SHORT EXERCISE — Identify each line holding the string "Получено" and copy it.

******

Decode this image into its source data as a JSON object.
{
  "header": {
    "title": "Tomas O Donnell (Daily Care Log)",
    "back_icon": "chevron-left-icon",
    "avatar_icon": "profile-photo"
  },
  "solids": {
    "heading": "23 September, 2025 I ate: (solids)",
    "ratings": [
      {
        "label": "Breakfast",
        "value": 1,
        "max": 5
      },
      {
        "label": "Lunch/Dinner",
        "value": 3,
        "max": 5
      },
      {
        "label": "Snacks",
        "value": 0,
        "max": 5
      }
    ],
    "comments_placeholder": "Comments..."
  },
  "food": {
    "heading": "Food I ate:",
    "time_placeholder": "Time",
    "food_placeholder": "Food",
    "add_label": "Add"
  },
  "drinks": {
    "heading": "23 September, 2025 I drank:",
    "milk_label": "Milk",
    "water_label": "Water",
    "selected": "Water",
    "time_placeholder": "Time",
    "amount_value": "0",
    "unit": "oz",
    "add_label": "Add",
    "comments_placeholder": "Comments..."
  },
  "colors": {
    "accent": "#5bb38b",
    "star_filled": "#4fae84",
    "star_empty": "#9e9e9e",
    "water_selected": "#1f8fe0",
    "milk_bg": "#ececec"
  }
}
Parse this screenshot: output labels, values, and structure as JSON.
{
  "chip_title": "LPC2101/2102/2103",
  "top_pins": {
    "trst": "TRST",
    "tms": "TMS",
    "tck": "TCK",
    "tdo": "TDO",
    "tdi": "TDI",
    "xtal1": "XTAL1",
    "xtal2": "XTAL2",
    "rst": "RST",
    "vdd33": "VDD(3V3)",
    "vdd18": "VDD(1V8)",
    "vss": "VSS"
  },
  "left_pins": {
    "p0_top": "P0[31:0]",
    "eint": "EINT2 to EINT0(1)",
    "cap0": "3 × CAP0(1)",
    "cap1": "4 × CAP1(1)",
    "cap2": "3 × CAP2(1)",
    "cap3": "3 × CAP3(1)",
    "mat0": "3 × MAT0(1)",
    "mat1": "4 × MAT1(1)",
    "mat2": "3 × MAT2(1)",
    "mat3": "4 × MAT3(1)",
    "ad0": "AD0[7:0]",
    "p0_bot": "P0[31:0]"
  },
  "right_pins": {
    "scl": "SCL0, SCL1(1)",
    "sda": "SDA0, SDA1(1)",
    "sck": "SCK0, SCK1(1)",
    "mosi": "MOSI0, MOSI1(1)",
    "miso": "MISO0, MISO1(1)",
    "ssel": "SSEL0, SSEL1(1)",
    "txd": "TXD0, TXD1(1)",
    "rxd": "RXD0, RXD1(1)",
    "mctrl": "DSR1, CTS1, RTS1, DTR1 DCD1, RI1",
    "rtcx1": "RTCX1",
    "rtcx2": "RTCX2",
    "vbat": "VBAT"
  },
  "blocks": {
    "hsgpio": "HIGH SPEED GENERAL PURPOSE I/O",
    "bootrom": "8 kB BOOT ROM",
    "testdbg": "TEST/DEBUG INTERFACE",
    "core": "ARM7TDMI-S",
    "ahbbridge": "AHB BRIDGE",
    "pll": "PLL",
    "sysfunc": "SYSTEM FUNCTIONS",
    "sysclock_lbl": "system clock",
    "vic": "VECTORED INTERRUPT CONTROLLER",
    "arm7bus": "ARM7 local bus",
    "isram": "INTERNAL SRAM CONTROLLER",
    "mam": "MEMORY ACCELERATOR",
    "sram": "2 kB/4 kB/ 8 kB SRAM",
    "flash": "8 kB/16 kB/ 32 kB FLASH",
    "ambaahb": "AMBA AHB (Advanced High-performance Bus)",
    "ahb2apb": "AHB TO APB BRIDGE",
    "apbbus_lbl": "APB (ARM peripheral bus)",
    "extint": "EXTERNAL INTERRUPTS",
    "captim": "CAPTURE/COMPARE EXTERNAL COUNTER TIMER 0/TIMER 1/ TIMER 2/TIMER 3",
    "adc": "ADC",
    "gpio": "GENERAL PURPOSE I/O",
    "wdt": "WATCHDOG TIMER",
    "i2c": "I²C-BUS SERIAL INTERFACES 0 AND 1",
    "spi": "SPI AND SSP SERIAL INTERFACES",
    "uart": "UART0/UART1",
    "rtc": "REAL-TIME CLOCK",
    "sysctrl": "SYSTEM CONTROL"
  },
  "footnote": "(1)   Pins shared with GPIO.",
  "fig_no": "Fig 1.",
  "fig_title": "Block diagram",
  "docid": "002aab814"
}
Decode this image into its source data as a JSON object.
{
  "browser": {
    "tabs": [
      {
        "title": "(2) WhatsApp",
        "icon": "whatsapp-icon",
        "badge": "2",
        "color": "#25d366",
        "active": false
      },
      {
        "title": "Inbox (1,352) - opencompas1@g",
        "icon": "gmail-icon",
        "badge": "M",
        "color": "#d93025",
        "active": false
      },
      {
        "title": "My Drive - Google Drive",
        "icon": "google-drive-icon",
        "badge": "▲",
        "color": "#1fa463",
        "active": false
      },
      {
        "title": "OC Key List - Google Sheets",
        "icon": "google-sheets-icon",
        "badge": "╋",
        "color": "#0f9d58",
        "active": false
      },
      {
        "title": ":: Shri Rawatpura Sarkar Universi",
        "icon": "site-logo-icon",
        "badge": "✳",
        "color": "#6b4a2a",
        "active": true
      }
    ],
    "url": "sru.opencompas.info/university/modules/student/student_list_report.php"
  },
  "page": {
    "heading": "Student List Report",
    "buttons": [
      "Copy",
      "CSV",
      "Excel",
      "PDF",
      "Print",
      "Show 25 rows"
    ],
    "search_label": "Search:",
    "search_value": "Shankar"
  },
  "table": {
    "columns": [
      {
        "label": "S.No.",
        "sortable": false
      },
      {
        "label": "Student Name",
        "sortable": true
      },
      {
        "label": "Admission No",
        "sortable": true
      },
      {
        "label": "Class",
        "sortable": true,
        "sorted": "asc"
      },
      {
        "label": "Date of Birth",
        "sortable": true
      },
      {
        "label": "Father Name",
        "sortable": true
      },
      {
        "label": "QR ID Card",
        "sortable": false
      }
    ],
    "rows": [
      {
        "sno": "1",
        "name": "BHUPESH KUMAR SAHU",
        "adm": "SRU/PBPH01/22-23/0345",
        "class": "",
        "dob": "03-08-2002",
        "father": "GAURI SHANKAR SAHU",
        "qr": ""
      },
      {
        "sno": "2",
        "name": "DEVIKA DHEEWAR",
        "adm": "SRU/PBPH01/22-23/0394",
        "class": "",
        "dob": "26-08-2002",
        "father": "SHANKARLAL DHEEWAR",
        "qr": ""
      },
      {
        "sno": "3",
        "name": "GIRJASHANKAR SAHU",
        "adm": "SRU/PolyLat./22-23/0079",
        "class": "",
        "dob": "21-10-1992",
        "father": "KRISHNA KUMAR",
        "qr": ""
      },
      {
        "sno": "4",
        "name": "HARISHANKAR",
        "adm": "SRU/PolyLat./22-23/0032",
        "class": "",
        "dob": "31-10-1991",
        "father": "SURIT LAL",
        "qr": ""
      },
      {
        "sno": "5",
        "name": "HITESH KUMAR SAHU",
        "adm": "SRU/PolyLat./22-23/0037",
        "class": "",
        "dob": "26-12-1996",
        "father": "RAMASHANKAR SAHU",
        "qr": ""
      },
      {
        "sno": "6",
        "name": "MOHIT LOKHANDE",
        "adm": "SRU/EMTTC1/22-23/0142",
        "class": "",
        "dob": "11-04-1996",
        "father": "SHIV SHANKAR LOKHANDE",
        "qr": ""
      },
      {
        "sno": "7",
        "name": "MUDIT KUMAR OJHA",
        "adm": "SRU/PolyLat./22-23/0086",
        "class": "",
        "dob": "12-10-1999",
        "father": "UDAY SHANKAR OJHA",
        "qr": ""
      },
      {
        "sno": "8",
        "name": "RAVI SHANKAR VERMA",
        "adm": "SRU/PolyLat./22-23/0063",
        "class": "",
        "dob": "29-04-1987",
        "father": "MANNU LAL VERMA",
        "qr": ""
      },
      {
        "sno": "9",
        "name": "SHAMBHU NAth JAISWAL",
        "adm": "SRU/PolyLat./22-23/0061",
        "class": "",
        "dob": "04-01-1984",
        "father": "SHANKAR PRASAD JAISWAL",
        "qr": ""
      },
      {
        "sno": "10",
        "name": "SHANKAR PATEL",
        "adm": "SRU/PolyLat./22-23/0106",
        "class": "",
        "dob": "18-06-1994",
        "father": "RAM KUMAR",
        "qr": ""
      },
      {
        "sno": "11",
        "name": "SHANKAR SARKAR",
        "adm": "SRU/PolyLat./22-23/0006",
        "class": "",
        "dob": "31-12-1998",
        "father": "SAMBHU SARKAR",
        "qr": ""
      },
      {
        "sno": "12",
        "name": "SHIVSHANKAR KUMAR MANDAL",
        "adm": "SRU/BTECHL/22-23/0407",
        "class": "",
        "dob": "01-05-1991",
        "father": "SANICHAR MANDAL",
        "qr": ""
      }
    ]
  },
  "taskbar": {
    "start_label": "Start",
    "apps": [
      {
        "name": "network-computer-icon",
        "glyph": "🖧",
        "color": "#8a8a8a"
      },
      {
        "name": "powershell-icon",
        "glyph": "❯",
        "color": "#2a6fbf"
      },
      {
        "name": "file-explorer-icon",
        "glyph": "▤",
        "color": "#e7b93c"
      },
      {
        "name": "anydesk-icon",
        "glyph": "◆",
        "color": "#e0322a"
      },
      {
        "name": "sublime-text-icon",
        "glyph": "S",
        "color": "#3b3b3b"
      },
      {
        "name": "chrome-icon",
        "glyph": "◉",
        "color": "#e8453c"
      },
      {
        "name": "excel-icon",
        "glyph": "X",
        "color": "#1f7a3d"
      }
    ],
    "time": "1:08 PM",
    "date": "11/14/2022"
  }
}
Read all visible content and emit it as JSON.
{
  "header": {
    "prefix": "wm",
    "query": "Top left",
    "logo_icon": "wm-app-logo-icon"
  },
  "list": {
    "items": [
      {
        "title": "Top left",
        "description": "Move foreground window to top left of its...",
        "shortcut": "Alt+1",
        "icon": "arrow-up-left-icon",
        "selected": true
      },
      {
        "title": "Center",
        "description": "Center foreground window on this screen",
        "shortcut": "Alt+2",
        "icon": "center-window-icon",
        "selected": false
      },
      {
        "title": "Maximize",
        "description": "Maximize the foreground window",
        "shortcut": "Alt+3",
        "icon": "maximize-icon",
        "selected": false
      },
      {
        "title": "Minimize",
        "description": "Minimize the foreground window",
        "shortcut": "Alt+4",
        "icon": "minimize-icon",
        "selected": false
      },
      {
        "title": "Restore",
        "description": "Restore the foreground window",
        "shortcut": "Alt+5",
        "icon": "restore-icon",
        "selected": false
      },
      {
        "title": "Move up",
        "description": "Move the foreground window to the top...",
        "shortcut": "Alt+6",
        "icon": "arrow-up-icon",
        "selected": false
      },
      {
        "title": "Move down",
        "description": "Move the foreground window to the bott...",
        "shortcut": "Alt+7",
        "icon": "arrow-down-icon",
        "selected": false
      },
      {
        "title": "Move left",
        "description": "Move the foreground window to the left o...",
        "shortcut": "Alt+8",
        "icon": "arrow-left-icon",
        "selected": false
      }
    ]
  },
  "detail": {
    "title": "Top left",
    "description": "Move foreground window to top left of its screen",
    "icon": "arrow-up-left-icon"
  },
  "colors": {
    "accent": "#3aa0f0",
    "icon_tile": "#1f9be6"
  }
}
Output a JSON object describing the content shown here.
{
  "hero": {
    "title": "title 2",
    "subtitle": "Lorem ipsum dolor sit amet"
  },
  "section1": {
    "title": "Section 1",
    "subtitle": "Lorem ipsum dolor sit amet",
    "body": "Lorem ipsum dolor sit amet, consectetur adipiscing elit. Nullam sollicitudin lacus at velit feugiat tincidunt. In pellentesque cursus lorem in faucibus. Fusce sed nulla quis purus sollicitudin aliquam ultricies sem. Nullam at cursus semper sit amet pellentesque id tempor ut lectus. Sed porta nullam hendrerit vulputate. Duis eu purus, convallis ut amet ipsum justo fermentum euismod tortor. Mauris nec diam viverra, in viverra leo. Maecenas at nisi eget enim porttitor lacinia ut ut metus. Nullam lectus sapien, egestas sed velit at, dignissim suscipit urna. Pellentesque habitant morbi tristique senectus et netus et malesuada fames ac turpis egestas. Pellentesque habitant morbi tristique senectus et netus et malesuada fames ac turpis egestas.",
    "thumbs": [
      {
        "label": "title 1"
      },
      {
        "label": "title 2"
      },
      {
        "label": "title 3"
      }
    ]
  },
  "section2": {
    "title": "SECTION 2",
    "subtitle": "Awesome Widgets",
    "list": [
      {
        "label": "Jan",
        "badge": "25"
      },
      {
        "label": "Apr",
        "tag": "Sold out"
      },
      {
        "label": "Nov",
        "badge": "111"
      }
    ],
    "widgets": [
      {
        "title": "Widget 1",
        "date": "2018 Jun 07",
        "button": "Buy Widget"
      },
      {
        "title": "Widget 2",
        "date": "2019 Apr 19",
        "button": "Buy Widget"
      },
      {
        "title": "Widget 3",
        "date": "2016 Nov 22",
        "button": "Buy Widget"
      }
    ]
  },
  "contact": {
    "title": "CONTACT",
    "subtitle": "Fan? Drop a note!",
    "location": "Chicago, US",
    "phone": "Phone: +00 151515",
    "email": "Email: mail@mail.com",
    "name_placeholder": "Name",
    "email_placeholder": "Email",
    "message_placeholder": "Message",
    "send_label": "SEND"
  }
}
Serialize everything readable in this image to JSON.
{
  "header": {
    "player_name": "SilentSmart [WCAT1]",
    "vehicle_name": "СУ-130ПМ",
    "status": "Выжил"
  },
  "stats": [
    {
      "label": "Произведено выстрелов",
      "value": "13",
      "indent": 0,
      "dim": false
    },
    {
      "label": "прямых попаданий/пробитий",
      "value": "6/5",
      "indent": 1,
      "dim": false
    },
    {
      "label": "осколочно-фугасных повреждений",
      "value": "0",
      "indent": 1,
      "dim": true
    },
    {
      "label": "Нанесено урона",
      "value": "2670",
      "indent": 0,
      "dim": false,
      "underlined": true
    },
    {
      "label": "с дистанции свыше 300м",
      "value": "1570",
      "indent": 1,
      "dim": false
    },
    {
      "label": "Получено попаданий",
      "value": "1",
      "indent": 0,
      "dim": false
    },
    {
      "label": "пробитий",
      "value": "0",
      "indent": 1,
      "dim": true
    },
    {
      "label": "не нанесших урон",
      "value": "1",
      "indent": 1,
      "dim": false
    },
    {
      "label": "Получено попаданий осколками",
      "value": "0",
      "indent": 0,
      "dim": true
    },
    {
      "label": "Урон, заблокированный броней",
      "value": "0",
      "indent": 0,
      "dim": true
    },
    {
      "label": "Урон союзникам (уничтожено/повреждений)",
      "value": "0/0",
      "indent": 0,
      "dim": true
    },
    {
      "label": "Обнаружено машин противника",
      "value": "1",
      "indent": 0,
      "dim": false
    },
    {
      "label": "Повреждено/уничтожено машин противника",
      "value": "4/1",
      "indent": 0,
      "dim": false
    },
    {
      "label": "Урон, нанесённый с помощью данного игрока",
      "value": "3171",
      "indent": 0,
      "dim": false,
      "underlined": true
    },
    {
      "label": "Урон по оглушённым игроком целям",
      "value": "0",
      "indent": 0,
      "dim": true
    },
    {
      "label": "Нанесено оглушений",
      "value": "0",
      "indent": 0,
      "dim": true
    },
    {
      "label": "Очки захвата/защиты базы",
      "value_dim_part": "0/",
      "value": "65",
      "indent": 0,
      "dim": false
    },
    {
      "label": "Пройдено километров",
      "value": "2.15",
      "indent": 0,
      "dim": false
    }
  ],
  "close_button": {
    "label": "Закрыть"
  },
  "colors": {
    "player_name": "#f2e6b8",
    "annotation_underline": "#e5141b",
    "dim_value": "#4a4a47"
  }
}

******

EXPECTED ANSWER —
      "label": "Получено попаданий",
      "label": "Получено попаданий осколками",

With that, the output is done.